## Work to complete
Of the lines in the data below, count the ones holding the string "expanding", and answer with that number only.

## Extracted records
.....

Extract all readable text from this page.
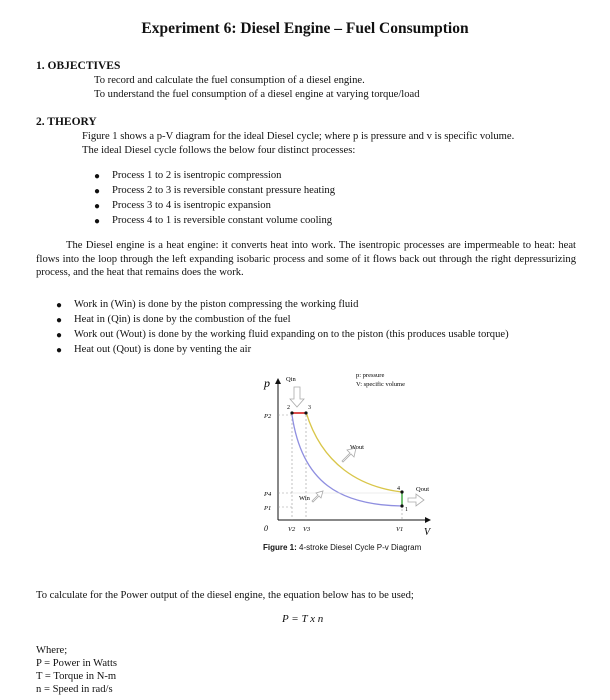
Experiment 6: Diesel Engine – Fuel Consumption
1. OBJECTIVES
To record and calculate the fuel consumption of a diesel engine.
To understand the fuel consumption of a diesel engine at varying torque/load
2. THEORY
Figure 1 shows a p-V diagram for the ideal Diesel cycle; where p is pressure and v is specific volume.
The ideal Diesel cycle follows the below four distinct processes:
● Process 1 to 2 is isentropic compression
● Process 2 to 3 is reversible constant pressure heating
● Process 3 to 4 is isentropic expansion
● Process 4 to 1 is reversible constant volume cooling
The Diesel engine is a heat engine: it converts heat into work. The isentropic processes are impermeable to heat: heat flows into the loop through the left expanding isobaric process and some of it flows back out through the right depressurizing process, and the heat that remains does the work.
● Work in (Win) is done by the piston compressing the working fluid
● Heat in (Qin) is done by the combustion of the fuel
● Work out (Wout) is done by the working fluid expanding on to the piston (this produces usable torque)
● Heat out (Qout) is done by venting the air
p
V
0
p: pressure
V: specific volume
2	3
4
1
Qin
Wout
Win
Qout
P2
P4
P1
V2 V3	V1
Figure 1: 4-stroke Diesel Cycle P-v Diagram
To calculate for the Power output of the diesel engine, the equation below has to be used;
P = T x n
Where;
P = Power in Watts
T = Torque in N-m
n = Speed in rad/s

.....

## Answer to the exercise
2